> Instructions to follow
Find and return each line containing "Daria".

── Task inputs ──

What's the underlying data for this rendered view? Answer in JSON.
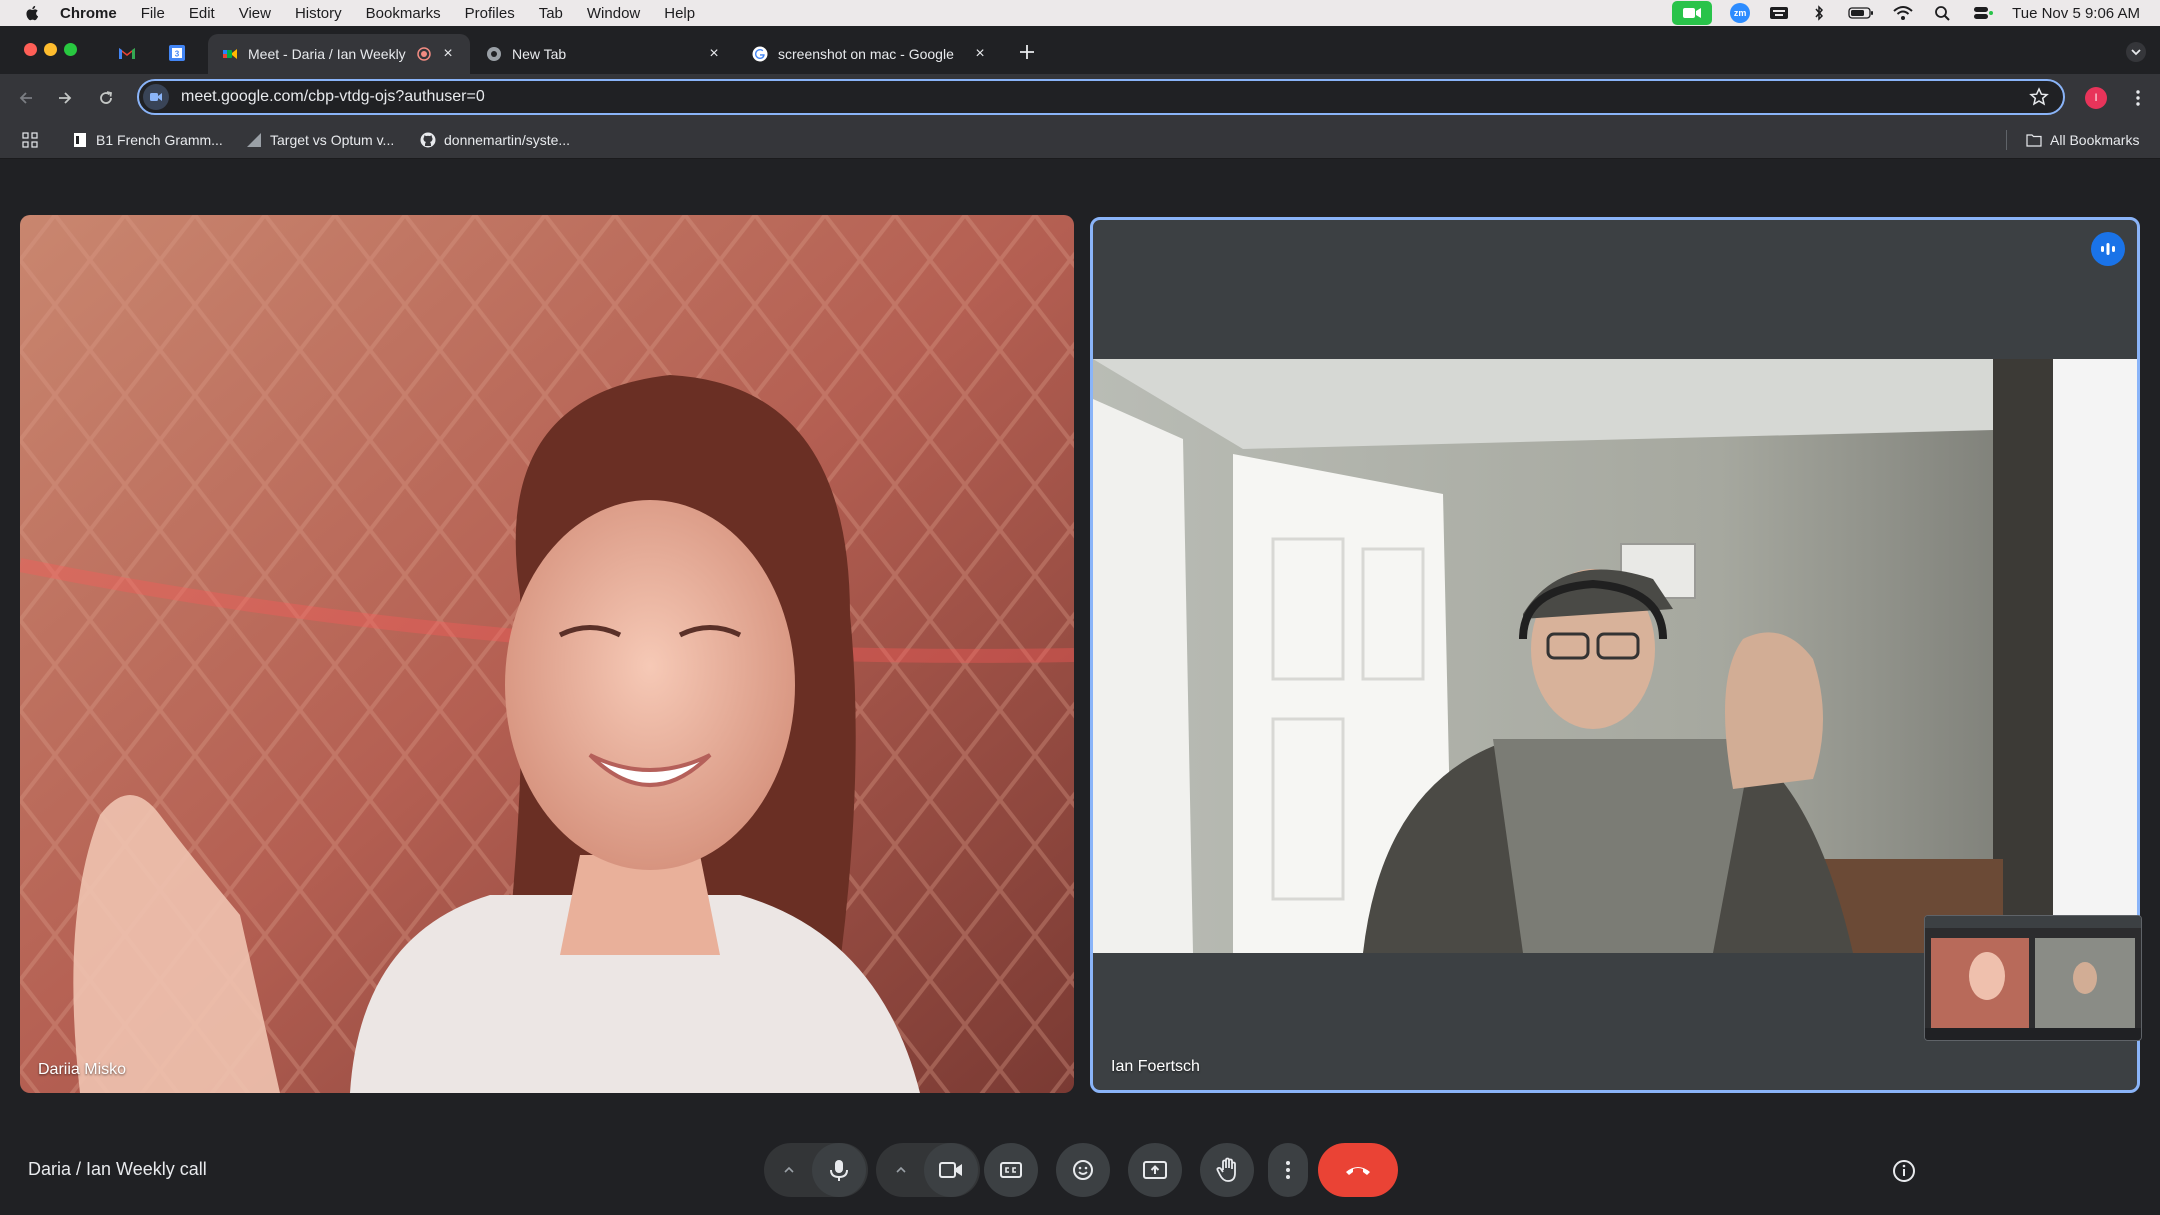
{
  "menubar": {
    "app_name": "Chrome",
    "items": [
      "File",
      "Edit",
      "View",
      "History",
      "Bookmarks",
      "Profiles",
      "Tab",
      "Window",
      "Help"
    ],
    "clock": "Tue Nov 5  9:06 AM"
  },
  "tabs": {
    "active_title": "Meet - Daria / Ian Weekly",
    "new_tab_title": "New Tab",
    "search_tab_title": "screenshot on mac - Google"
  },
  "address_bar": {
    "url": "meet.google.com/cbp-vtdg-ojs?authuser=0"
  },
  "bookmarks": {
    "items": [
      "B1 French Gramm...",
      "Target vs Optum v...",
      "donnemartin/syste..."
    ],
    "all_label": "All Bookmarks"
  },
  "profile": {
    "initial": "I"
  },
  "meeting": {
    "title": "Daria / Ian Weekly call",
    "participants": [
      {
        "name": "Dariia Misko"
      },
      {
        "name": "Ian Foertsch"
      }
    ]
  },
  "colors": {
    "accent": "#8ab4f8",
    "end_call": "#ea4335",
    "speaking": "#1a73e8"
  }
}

───

> Expected output
    "active_title": "Meet - Daria / Ian Weekly",
    "title": "Daria / Ian Weekly call",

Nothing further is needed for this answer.